#### [PROBLEM DESCRIPTION]
Copy the lines below word for word, from the first line up to and including the line that contains "150, 259, 159]".

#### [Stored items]
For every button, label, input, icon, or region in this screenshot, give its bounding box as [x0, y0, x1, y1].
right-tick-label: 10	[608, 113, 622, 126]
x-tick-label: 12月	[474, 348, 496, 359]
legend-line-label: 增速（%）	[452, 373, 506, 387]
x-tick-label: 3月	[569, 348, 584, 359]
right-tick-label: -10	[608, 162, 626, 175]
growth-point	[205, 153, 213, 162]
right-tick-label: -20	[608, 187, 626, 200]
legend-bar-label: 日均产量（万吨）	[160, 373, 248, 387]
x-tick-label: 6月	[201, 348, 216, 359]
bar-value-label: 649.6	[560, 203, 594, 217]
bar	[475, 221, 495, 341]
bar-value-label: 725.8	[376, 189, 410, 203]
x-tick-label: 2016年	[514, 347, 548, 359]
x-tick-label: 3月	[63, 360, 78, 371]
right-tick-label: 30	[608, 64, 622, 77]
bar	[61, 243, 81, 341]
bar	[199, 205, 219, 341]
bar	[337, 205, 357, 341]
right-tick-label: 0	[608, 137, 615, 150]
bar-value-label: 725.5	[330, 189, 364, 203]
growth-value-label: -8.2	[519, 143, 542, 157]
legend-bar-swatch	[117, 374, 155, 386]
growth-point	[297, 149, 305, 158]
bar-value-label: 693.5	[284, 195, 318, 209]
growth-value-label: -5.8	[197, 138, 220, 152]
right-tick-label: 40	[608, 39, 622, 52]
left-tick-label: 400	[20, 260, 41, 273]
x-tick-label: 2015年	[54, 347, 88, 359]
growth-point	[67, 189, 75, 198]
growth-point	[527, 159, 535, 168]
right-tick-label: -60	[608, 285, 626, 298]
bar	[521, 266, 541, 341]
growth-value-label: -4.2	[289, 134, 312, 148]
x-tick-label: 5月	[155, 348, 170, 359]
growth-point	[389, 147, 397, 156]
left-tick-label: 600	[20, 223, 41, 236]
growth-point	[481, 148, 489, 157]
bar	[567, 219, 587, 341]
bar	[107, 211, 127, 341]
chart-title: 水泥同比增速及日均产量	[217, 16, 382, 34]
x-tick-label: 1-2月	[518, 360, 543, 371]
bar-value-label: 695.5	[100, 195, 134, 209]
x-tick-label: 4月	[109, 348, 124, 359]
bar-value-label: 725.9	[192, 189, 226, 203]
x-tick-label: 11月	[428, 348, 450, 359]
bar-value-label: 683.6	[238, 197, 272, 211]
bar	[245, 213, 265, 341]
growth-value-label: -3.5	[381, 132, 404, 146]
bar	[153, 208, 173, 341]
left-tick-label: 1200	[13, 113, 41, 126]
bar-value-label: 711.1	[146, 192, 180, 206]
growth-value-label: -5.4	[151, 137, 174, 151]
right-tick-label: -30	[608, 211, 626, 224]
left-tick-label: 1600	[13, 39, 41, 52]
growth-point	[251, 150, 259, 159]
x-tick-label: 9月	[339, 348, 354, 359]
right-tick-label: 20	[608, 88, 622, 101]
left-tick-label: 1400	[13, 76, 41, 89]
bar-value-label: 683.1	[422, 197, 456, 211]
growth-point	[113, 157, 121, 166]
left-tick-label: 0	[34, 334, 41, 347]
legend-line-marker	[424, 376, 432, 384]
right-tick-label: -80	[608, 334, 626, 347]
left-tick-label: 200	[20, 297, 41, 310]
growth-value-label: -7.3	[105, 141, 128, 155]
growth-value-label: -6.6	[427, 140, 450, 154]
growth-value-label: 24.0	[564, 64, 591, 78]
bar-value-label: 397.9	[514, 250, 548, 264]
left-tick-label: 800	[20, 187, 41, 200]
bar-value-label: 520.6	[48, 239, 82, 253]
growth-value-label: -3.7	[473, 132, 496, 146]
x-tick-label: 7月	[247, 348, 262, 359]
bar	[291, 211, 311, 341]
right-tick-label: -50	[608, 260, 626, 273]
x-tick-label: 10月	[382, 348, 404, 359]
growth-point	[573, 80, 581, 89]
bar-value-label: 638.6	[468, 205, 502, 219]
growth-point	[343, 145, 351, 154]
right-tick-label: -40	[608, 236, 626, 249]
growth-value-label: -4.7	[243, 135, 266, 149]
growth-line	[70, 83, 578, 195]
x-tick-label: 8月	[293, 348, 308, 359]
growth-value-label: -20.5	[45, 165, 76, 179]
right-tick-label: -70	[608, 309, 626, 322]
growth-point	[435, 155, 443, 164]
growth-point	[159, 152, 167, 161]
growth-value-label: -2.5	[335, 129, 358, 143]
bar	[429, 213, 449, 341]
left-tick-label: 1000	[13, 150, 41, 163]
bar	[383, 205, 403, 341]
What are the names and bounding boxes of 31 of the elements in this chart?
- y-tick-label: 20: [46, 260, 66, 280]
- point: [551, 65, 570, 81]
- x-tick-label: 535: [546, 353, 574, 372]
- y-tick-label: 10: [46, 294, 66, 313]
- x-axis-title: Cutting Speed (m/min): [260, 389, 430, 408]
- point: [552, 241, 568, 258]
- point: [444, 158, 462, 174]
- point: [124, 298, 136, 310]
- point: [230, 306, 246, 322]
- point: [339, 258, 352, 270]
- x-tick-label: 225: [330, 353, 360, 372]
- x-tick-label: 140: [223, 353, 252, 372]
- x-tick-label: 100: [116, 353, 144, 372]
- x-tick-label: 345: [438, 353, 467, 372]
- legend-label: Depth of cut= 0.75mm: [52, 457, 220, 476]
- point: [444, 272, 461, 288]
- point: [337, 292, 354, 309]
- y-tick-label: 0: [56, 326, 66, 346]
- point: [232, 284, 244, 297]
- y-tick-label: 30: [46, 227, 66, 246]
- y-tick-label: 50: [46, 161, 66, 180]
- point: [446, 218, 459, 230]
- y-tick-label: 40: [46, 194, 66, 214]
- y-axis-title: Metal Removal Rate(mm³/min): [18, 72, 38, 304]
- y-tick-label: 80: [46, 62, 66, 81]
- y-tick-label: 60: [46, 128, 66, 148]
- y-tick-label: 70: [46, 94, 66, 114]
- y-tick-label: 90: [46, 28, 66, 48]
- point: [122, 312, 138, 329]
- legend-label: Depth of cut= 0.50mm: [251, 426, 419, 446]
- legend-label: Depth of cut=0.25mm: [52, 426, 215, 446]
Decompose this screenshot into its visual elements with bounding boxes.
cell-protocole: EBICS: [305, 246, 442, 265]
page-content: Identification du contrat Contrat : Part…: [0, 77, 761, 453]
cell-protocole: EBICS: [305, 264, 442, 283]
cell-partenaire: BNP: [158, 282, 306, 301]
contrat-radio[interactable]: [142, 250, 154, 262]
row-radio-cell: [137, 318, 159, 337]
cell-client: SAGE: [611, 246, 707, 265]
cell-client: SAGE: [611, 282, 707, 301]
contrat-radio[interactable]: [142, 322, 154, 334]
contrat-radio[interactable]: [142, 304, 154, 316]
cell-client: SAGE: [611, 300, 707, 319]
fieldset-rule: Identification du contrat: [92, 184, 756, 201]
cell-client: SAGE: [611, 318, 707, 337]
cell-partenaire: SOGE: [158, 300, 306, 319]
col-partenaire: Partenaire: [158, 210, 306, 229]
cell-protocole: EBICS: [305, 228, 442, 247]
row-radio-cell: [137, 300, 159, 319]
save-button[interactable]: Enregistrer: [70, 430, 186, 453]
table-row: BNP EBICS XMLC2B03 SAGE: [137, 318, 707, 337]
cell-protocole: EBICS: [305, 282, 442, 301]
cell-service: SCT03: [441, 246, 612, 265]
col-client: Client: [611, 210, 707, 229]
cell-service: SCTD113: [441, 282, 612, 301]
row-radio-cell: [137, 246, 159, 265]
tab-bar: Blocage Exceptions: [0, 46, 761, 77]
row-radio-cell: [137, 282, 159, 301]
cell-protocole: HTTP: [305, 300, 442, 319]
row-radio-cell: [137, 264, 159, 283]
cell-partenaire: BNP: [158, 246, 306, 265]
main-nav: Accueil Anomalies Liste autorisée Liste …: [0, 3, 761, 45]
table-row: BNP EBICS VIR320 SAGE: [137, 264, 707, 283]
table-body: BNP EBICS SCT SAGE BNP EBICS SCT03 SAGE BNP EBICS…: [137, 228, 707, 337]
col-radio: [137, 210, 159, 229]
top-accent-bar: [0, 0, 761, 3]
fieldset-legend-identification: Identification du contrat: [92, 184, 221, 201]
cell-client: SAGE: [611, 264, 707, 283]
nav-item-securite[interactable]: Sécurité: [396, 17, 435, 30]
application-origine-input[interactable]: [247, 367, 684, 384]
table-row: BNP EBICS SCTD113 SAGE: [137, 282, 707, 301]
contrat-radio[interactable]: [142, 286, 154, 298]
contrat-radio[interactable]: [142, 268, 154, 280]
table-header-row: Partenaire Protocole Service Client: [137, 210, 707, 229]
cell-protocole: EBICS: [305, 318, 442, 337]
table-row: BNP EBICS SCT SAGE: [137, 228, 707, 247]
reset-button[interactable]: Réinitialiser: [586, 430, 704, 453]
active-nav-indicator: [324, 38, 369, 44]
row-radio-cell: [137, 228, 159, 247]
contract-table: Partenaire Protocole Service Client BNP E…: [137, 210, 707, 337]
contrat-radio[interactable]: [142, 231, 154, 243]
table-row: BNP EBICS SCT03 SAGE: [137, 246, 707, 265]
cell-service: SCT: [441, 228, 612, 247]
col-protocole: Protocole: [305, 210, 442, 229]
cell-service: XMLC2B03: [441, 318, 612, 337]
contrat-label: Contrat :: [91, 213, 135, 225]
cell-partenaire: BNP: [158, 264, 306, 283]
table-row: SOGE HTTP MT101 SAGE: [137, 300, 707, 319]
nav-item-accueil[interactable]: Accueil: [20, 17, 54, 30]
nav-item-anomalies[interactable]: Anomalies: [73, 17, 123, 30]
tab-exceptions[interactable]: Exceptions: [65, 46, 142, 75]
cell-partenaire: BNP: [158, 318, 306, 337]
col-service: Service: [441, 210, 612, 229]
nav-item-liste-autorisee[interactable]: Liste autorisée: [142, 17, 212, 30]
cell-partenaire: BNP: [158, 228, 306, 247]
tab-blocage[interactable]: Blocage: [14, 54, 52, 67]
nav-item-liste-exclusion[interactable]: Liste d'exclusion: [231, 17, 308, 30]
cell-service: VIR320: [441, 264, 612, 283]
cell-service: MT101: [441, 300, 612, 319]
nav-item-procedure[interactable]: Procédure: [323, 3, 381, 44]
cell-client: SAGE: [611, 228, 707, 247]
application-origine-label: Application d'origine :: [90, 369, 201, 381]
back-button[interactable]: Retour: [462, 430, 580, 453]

#### [IN RESPONSE]
For every button, label, input, icon, or region in this screenshot, give its bounding box as [x0, y0, x1, y1].
right-tick-label: 10	[608, 113, 622, 126]
x-tick-label: 12月	[474, 348, 496, 359]
legend-line-label: 增速（%）	[452, 373, 506, 387]
x-tick-label: 3月	[569, 348, 584, 359]
right-tick-label: -10	[608, 162, 626, 175]
growth-point	[205, 153, 213, 162]
right-tick-label: -20	[608, 187, 626, 200]
legend-bar-label: 日均产量（万吨）	[160, 373, 248, 387]
x-tick-label: 6月	[201, 348, 216, 359]
bar-value-label: 649.6	[560, 203, 594, 217]
bar	[475, 221, 495, 341]
bar-value-label: 725.8	[376, 189, 410, 203]
x-tick-label: 2016年	[514, 347, 548, 359]
x-tick-label: 3月	[63, 360, 78, 371]
right-tick-label: 30	[608, 64, 622, 77]
bar	[61, 243, 81, 341]
bar	[199, 205, 219, 341]
bar	[337, 205, 357, 341]
right-tick-label: 0	[608, 137, 615, 150]
bar-value-label: 725.5	[330, 189, 364, 203]
growth-value-label: -8.2	[519, 143, 542, 157]
legend-bar-swatch	[117, 374, 155, 386]
growth-point	[297, 149, 305, 158]
bar-value-label: 693.5	[284, 195, 318, 209]
growth-value-label: -5.8	[197, 138, 220, 152]
right-tick-label: 40	[608, 39, 622, 52]
left-tick-label: 400	[20, 260, 41, 273]
x-tick-label: 2015年	[54, 347, 88, 359]
growth-point	[67, 189, 75, 198]
growth-point	[527, 159, 535, 168]
right-tick-label: -60	[608, 285, 626, 298]
bar	[521, 266, 541, 341]
growth-value-label: -4.2	[289, 134, 312, 148]
x-tick-label: 5月	[155, 348, 170, 359]
growth-point	[389, 147, 397, 156]
left-tick-label: 600	[20, 223, 41, 236]
growth-point	[481, 148, 489, 157]
bar	[567, 219, 587, 341]
bar	[107, 211, 127, 341]
chart-title: 水泥同比增速及日均产量	[217, 16, 382, 34]
x-tick-label: 1-2月	[518, 360, 543, 371]
bar-value-label: 695.5	[100, 195, 134, 209]
x-tick-label: 4月	[109, 348, 124, 359]
bar-value-label: 725.9	[192, 189, 226, 203]
x-tick-label: 11月	[428, 348, 450, 359]
bar-value-label: 683.6	[238, 197, 272, 211]
bar	[245, 213, 265, 341]
growth-value-label: -3.5	[381, 132, 404, 146]
bar	[153, 208, 173, 341]
left-tick-label: 1200	[13, 113, 41, 126]
bar-value-label: 711.1	[146, 192, 180, 206]
growth-value-label: -5.4	[151, 137, 174, 151]
right-tick-label: -30	[608, 211, 626, 224]
left-tick-label: 1600	[13, 39, 41, 52]
growth-point	[251, 150, 259, 159]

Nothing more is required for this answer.